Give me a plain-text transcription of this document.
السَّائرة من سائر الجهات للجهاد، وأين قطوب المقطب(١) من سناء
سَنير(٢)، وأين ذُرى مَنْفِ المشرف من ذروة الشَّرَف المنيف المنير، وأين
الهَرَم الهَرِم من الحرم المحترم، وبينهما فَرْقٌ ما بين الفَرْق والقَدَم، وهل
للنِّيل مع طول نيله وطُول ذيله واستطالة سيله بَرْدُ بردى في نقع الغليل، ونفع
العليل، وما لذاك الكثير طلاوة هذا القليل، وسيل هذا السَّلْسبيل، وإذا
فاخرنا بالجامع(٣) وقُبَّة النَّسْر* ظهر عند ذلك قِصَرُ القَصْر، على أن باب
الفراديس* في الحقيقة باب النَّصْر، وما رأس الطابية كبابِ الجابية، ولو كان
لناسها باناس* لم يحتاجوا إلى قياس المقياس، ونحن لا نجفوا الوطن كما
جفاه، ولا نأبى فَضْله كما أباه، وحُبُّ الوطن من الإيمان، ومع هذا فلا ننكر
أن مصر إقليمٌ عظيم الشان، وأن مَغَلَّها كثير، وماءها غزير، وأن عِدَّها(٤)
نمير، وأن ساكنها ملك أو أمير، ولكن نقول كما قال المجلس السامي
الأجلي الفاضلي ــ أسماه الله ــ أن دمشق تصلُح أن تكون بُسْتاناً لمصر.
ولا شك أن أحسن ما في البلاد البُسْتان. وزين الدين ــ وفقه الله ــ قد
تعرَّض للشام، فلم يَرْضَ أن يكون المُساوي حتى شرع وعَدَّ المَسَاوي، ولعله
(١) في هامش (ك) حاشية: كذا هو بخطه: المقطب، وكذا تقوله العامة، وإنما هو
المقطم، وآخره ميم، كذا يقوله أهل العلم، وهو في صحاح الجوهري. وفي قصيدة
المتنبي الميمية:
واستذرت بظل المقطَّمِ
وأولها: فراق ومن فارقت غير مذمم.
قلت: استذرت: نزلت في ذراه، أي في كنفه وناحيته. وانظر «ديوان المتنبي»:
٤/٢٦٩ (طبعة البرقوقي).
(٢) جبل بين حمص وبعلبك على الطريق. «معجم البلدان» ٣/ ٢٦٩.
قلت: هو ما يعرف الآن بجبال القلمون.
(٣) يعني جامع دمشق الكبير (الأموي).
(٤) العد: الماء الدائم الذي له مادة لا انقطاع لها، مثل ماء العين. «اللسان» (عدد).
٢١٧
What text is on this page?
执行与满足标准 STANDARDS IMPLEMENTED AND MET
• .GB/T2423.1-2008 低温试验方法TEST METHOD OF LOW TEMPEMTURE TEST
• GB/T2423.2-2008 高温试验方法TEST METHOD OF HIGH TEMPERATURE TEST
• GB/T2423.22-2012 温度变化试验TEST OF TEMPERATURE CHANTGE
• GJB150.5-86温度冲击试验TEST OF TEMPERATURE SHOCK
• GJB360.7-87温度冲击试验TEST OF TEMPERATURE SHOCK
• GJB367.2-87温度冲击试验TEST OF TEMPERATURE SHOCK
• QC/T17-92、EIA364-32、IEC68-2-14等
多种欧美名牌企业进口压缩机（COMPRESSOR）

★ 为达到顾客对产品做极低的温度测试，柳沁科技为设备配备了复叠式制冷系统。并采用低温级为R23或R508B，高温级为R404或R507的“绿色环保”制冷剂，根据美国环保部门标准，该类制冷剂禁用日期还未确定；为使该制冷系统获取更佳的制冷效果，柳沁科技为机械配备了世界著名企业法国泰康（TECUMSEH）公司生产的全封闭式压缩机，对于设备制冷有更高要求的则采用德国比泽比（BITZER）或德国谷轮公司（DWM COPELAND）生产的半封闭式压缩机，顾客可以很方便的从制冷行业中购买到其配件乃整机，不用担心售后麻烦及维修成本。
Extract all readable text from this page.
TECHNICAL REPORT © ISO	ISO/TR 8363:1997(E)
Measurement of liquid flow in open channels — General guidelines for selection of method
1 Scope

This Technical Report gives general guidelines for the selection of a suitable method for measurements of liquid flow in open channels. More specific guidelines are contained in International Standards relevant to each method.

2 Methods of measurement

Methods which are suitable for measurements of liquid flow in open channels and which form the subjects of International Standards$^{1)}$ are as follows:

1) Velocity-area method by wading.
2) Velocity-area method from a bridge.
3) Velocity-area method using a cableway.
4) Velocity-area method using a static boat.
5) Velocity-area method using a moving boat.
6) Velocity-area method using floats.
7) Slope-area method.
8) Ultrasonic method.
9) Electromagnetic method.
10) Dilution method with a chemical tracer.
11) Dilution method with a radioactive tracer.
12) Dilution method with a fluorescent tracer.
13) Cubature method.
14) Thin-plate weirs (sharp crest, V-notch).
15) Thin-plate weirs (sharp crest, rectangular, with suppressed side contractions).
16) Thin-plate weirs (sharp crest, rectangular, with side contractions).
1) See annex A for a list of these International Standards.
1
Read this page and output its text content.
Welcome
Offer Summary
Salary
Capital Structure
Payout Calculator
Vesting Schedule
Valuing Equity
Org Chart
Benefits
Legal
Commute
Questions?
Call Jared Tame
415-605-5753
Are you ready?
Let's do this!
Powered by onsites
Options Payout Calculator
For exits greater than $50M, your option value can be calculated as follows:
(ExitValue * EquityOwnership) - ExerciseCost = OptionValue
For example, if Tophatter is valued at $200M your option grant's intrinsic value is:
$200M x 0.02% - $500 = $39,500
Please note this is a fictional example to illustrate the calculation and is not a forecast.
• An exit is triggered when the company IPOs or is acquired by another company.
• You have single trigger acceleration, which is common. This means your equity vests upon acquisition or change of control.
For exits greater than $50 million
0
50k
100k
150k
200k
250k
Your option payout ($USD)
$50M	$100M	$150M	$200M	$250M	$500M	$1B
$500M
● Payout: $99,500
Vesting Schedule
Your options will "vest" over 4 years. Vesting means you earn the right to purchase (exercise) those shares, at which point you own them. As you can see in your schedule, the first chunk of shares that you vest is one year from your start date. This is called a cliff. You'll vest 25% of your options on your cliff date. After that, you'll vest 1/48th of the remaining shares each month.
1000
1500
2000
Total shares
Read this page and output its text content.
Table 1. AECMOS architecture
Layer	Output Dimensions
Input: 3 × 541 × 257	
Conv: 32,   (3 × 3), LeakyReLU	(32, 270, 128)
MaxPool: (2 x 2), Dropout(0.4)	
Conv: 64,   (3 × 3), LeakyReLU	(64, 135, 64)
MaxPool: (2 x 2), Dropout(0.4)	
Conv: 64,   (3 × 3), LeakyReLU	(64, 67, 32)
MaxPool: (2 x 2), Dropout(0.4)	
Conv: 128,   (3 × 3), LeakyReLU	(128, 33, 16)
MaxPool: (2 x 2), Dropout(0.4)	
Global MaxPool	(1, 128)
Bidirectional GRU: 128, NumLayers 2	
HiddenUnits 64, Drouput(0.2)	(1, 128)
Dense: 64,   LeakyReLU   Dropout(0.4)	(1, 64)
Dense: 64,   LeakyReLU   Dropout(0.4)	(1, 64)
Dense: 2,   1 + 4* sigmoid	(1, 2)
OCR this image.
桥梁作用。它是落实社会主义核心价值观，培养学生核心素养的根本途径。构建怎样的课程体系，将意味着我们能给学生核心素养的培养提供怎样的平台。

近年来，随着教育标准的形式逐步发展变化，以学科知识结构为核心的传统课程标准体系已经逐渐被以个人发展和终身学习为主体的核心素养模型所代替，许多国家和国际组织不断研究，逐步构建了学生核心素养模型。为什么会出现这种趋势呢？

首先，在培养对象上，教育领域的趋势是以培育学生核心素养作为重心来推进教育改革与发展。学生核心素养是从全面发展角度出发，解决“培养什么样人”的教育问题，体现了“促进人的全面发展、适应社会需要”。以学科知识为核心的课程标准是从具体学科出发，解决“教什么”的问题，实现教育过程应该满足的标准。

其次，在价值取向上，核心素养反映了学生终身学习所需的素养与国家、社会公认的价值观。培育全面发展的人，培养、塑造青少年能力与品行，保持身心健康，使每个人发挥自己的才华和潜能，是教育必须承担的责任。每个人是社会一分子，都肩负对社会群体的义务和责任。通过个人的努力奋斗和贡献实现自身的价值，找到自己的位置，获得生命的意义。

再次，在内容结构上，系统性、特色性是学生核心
------------
What to work on:
From the listing above, copy every line that holds the string "Thin".

Full solution:
14) Thin-plate weirs (sharp crest, V-notch).
15) Thin-plate weirs (sharp crest, rectangular, with suppressed side contractions).
16) Thin-plate weirs (sharp crest, rectangular, with side contractions).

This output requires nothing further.